*EXTRACTED INFORMATION:*

— Start —

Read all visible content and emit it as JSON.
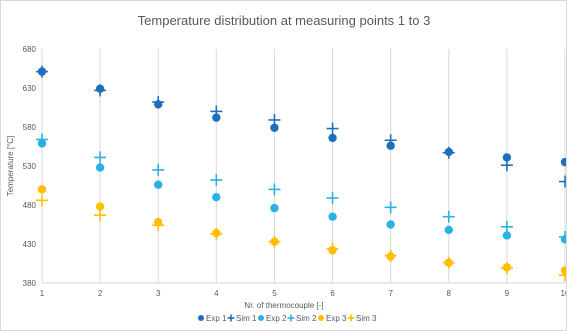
{
  "chart_data": {
    "type": "scatter",
    "title": "Temperature distribution at measuring points 1 to 3",
    "xlabel": "Nr. of thermocouple [-]",
    "ylabel": "Temperature [°C]",
    "xlim": [
      1,
      10
    ],
    "ylim": [
      380,
      680
    ],
    "x_ticks": [
      1,
      2,
      3,
      4,
      5,
      6,
      7,
      8,
      9,
      10
    ],
    "y_ticks": [
      380,
      430,
      480,
      530,
      580,
      630,
      680
    ],
    "grid": "vertical",
    "legend_position": "bottom",
    "x": [
      1,
      2,
      3,
      4,
      5,
      6,
      7,
      8,
      9,
      10
    ],
    "series": [
      {
        "name": "Exp 1",
        "marker": "circle",
        "color": "#1f6fbf",
        "values": [
          651,
          629,
          609,
          592,
          579,
          566,
          556,
          548,
          541,
          535
        ]
      },
      {
        "name": "Sim 1",
        "marker": "plus",
        "color": "#1f6fbf",
        "values": [
          651,
          627,
          612,
          600,
          589,
          578,
          563,
          547,
          531,
          510
        ]
      },
      {
        "name": "Exp 2",
        "marker": "circle",
        "color": "#29b1e6",
        "values": [
          559,
          528,
          506,
          490,
          476,
          465,
          455,
          448,
          441,
          436
        ]
      },
      {
        "name": "Sim 2",
        "marker": "plus",
        "color": "#29b1e6",
        "values": [
          564,
          541,
          525,
          512,
          500,
          489,
          477,
          465,
          452,
          439
        ]
      },
      {
        "name": "Exp 3",
        "marker": "circle",
        "color": "#ffbf00",
        "values": [
          500,
          478,
          458,
          444,
          433,
          422,
          414,
          406,
          400,
          396
        ]
      },
      {
        "name": "Sim 3",
        "marker": "plus",
        "color": "#ffbf00",
        "values": [
          486,
          467,
          454,
          443,
          433,
          424,
          415,
          406,
          399,
          390
        ]
      }
    ]
  }
}
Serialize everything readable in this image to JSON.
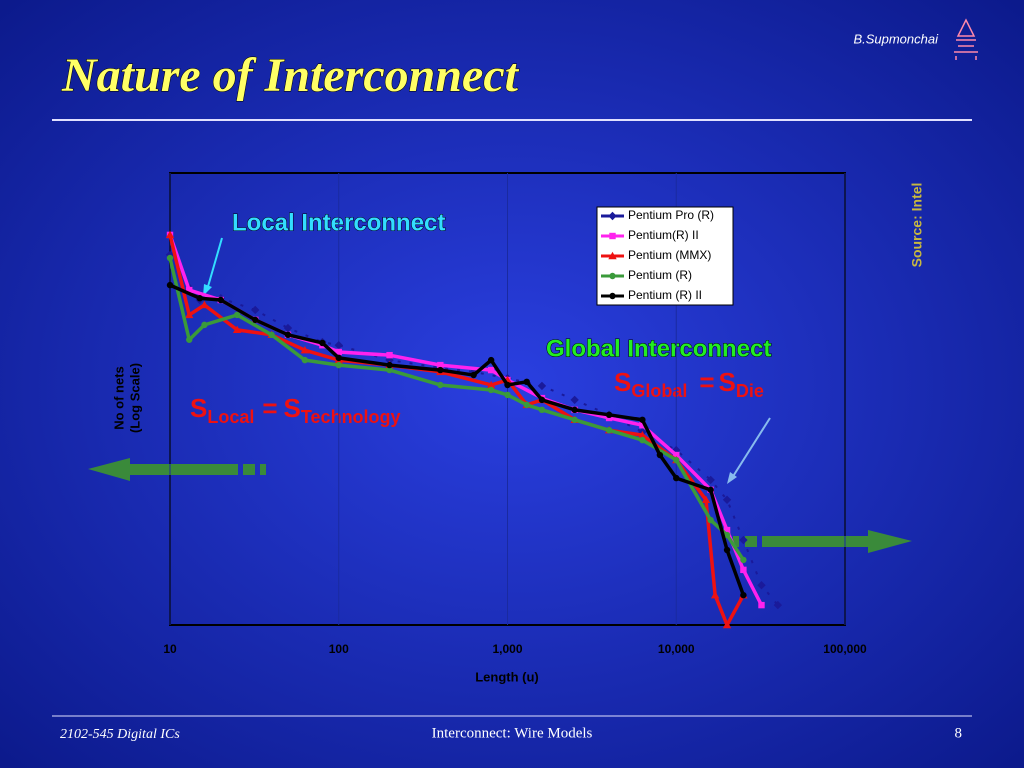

— End —

In the records above, find the lines containing "name" and copy them.

*ANSWER TO THIS PROBLEM:*
        "name": "Exp 1",
        "name": "Sim 1",
        "name": "Exp 2",
        "name": "Sim 2",
        "name": "Exp 3",
        "name": "Sim 3",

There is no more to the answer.